WORK REQUIRED = Gather, from the listing beneath this task, every line holding the string "витамины".
━━ SUPPLIED RECORDS ━━
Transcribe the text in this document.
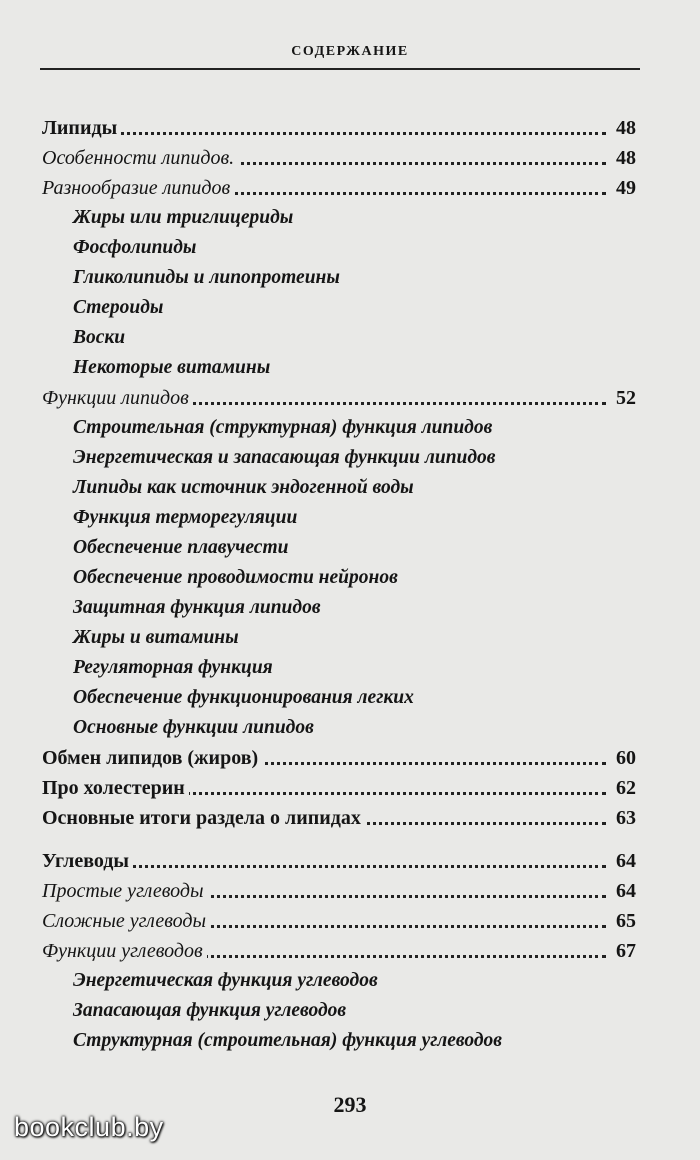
СОДЕРЖАНИЕ
Липиды	48
Особенности липидов.	48
Разнообразие липидов	49
Жиры или триглицериды
Фосфолипиды
Гликолипиды и липопротеины
Стероиды
Воски
Некоторые витамины
Функции липидов	52
Строительная (структурная) функция липидов
Энергетическая и запасающая функции липидов
Липиды как источник эндогенной воды
Функция терморегуляции
Обеспечение плавучести
Обеспечение проводимости нейронов
Защитная функция липидов
Жиры и витамины
Регуляторная функция
Обеспечение функционирования легких
Основные функции липидов
Обмен липидов (жиров)	60
Про холестерин	62
Основные итоги раздела о липидах	63
Углеводы	64
Простые углеводы	64
Сложные углеводы	65
Функции углеводов	67
Энергетическая функция углеводов
Запасающая функция углеводов
Структурная (строительная) функция углеводов
293
bookclub.by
━━━
FINAL ANSWER =
Некоторые витамины
Жиры и витамины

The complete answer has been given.